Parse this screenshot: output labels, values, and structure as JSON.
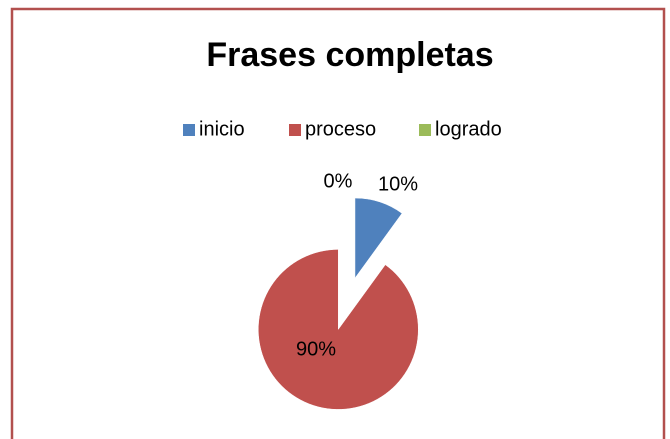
{
  "chart_data": {
    "type": "pie",
    "title": "Frases completas",
    "categories": [
      "inicio",
      "proceso",
      "logrado"
    ],
    "values": [
      10,
      90,
      0
    ],
    "value_labels": [
      "10%",
      "90%",
      "0%"
    ],
    "colors": [
      "#4f81bd",
      "#c0504d",
      "#9bbb59"
    ],
    "legend": "top"
  }
}
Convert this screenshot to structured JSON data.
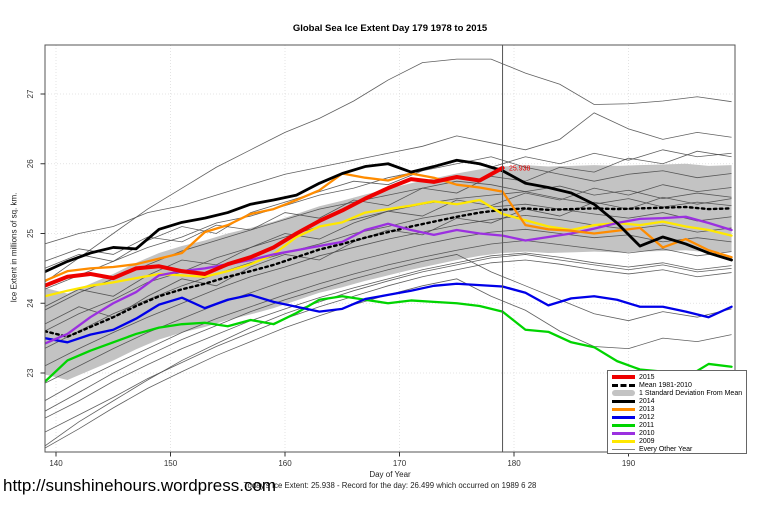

WHAT YOU ARE ASKED TO DO | Return each line from the material above exactly, but not the pictures.

ANSWER |
Parse this screenshot: output labels, values, and structure as JSON.
{
  "chart_data": {
    "type": "pie",
    "title": "Frases completas",
    "categories": [
      "inicio",
      "proceso",
      "logrado"
    ],
    "values": [
      10,
      90,
      0
    ],
    "value_labels": [
      "10%",
      "90%",
      "0%"
    ],
    "colors": [
      "#4f81bd",
      "#c0504d",
      "#9bbb59"
    ],
    "legend": "top"
  }
}
Convert this screenshot to structured JSON data.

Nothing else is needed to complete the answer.